(Saved entries)
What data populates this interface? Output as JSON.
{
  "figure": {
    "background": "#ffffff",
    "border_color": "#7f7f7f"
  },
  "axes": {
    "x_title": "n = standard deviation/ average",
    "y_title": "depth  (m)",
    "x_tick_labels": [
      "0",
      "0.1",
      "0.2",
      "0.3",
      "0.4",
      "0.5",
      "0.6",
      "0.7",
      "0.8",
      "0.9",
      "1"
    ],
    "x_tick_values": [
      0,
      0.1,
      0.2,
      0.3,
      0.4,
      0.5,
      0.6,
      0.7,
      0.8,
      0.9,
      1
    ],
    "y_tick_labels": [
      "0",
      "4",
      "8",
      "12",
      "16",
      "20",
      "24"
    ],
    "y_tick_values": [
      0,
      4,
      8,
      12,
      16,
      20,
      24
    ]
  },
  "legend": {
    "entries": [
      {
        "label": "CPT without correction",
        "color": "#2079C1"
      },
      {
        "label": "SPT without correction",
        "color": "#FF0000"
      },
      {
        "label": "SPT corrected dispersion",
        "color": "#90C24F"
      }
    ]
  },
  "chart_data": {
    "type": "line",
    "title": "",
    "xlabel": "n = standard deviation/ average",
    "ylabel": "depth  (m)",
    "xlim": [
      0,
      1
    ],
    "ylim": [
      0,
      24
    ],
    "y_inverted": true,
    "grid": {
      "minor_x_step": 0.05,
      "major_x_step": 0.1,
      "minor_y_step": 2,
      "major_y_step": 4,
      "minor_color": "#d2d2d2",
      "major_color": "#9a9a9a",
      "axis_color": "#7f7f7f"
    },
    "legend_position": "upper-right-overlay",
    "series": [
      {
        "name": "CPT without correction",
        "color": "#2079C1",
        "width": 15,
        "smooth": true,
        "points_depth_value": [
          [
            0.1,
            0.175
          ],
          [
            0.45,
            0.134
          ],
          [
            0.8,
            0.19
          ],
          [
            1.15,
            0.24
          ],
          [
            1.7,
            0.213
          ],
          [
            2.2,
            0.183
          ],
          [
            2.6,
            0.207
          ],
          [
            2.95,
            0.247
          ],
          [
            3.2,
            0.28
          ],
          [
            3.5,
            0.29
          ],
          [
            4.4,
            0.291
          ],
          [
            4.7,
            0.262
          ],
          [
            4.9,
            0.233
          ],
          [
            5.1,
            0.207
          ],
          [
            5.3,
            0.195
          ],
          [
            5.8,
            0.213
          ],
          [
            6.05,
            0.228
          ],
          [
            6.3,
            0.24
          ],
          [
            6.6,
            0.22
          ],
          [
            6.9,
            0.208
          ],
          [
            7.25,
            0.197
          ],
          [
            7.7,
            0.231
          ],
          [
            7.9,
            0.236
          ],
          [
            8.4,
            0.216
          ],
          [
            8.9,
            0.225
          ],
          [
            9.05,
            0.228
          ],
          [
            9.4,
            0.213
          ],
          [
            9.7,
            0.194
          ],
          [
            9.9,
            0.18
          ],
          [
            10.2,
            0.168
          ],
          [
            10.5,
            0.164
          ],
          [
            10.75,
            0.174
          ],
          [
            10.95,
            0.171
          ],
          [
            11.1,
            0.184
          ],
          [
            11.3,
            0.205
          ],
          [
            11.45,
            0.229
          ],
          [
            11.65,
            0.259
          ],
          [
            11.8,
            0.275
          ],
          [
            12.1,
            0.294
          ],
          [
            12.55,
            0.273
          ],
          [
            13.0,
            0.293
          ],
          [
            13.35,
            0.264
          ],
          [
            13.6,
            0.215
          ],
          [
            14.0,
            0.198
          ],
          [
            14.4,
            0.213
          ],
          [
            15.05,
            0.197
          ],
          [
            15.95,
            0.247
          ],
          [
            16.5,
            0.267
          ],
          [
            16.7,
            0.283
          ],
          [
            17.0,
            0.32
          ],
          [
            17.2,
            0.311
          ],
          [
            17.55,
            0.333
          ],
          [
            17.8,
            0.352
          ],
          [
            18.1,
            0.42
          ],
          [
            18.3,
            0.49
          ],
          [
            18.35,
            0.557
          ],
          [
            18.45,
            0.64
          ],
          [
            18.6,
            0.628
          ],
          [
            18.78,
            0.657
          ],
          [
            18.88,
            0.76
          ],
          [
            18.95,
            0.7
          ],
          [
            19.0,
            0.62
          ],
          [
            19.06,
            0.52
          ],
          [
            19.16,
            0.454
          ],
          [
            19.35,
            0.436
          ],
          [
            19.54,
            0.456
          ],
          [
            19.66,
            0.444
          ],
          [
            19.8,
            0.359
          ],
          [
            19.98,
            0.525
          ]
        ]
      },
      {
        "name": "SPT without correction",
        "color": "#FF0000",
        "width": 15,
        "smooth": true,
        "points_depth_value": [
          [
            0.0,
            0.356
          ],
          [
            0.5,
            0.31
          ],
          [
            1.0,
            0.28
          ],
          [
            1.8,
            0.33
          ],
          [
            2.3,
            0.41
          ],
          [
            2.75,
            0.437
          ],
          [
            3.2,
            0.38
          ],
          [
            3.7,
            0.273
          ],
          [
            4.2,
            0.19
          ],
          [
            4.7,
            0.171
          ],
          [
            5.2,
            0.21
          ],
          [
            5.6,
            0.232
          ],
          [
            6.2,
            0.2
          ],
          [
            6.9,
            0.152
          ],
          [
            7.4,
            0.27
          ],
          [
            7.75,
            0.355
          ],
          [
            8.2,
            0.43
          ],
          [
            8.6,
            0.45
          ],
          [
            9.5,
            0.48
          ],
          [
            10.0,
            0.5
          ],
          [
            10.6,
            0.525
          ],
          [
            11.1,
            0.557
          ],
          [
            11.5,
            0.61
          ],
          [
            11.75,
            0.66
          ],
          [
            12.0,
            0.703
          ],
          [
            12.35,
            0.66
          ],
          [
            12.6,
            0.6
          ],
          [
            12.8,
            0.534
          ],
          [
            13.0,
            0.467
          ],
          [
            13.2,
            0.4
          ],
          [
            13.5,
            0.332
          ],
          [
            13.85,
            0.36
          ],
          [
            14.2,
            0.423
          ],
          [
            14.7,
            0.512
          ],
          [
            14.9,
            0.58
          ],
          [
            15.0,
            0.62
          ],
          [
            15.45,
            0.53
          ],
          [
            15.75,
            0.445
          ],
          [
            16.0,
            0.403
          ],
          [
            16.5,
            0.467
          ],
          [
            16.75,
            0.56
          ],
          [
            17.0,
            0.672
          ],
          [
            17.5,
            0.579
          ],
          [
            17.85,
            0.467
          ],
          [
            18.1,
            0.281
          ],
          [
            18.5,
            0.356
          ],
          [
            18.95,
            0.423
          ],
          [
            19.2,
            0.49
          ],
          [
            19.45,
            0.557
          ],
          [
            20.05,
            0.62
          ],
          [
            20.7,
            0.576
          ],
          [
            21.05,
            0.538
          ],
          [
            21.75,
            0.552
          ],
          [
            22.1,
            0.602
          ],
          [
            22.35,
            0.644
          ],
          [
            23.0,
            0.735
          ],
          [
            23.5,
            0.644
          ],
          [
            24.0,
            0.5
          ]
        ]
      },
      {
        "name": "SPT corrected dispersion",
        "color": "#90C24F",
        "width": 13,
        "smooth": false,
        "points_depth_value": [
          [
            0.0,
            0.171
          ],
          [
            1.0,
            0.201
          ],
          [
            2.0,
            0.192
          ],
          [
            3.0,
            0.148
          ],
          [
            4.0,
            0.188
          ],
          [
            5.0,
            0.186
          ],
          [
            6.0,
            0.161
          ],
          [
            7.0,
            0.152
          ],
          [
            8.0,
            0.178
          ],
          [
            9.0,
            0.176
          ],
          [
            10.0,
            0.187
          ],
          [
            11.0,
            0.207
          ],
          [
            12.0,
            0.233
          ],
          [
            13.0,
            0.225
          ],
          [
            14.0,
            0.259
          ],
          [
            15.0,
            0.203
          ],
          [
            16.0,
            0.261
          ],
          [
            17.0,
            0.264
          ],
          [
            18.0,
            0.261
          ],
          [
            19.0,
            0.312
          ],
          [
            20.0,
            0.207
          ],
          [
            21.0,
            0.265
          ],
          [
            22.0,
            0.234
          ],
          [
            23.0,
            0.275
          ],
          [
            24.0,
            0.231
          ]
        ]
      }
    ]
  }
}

WORK TO DO:
Keep only those lines of the records that hold "name", and return them.

EXERCISE RESPONSE:
        "name": "CPT without correction",
        "name": "SPT without correction",
        "name": "SPT corrected dispersion",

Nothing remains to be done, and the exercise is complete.